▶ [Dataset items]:
-- Start --

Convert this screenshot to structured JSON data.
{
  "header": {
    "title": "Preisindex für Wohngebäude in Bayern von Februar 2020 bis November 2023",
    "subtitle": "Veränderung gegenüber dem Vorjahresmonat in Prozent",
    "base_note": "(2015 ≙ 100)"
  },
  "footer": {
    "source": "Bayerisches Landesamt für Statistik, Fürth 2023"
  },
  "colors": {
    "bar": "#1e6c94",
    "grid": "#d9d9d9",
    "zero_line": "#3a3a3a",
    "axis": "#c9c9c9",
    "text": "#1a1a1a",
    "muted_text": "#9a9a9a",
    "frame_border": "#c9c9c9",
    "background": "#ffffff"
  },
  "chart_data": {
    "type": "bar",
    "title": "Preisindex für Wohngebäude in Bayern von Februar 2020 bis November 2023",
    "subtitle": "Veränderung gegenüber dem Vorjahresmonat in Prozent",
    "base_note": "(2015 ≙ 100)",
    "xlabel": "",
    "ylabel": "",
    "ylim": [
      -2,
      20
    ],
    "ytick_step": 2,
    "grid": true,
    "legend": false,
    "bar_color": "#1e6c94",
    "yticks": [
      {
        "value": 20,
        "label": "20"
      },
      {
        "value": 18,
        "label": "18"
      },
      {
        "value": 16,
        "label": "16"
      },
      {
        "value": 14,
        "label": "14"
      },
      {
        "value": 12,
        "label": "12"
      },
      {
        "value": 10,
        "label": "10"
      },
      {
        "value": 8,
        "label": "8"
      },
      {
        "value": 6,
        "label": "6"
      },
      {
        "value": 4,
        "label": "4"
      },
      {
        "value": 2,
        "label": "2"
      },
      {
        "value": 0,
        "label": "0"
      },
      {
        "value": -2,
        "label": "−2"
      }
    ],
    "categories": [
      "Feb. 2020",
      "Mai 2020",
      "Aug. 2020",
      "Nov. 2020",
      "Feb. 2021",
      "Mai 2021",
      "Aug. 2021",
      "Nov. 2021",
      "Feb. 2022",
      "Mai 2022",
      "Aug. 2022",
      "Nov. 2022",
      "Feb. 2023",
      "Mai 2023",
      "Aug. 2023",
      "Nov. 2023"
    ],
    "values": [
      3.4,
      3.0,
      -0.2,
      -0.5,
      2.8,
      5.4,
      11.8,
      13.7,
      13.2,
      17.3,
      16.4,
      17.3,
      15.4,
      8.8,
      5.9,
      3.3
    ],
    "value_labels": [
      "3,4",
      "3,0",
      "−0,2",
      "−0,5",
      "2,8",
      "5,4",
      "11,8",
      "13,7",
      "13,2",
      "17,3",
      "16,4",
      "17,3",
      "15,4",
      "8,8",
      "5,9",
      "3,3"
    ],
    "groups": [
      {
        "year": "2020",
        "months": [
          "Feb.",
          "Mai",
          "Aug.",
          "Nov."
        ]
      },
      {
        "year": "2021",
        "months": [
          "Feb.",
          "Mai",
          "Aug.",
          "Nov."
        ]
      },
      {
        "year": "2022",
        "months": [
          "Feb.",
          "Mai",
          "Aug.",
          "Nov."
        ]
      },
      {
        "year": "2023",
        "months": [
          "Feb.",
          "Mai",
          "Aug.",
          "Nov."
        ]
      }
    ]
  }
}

-- End --

Please output the complete data exactly.

Convert this screenshot to structured JSON data.
{
  "header": {
    "title": "Preisindex für Wohngebäude in Bayern von Februar 2020 bis November 2023",
    "subtitle": "Veränderung gegenüber dem Vorjahresmonat in Prozent",
    "base_note": "(2015 ≙ 100)"
  },
  "footer": {
    "source": "Bayerisches Landesamt für Statistik, Fürth 2023"
  },
  "colors": {
    "bar": "#1e6c94",
    "grid": "#d9d9d9",
    "zero_line": "#3a3a3a",
    "axis": "#c9c9c9",
    "text": "#1a1a1a",
    "muted_text": "#9a9a9a",
    "frame_border": "#c9c9c9",
    "background": "#ffffff"
  },
  "chart_data": {
    "type": "bar",
    "title": "Preisindex für Wohngebäude in Bayern von Februar 2020 bis November 2023",
    "subtitle": "Veränderung gegenüber dem Vorjahresmonat in Prozent",
    "base_note": "(2015 ≙ 100)",
    "xlabel": "",
    "ylabel": "",
    "ylim": [
      -2,
      20
    ],
    "ytick_step": 2,
    "grid": true,
    "legend": false,
    "bar_color": "#1e6c94",
    "yticks": [
      {
        "value": 20,
        "label": "20"
      },
      {
        "value": 18,
        "label": "18"
      },
      {
        "value": 16,
        "label": "16"
      },
      {
        "value": 14,
        "label": "14"
      },
      {
        "value": 12,
        "label": "12"
      },
      {
        "value": 10,
        "label": "10"
      },
      {
        "value": 8,
        "label": "8"
      },
      {
        "value": 6,
        "label": "6"
      },
      {
        "value": 4,
        "label": "4"
      },
      {
        "value": 2,
        "label": "2"
      },
      {
        "value": 0,
        "label": "0"
      },
      {
        "value": -2,
        "label": "−2"
      }
    ],
    "categories": [
      "Feb. 2020",
      "Mai 2020",
      "Aug. 2020",
      "Nov. 2020",
      "Feb. 2021",
      "Mai 2021",
      "Aug. 2021",
      "Nov. 2021",
      "Feb. 2022",
      "Mai 2022",
      "Aug. 2022",
      "Nov. 2022",
      "Feb. 2023",
      "Mai 2023",
      "Aug. 2023",
      "Nov. 2023"
    ],
    "values": [
      3.4,
      3.0,
      -0.2,
      -0.5,
      2.8,
      5.4,
      11.8,
      13.7,
      13.2,
      17.3,
      16.4,
      17.3,
      15.4,
      8.8,
      5.9,
      3.3
    ],
    "value_labels": [
      "3,4",
      "3,0",
      "−0,2",
      "−0,5",
      "2,8",
      "5,4",
      "11,8",
      "13,7",
      "13,2",
      "17,3",
      "16,4",
      "17,3",
      "15,4",
      "8,8",
      "5,9",
      "3,3"
    ],
    "groups": [
      {
        "year": "2020",
        "months": [
          "Feb.",
          "Mai",
          "Aug.",
          "Nov."
        ]
      },
      {
        "year": "2021",
        "months": [
          "Feb.",
          "Mai",
          "Aug.",
          "Nov."
        ]
      },
      {
        "year": "2022",
        "months": [
          "Feb.",
          "Mai",
          "Aug.",
          "Nov."
        ]
      },
      {
        "year": "2023",
        "months": [
          "Feb.",
          "Mai",
          "Aug.",
          "Nov."
        ]
      }
    ]
  }
}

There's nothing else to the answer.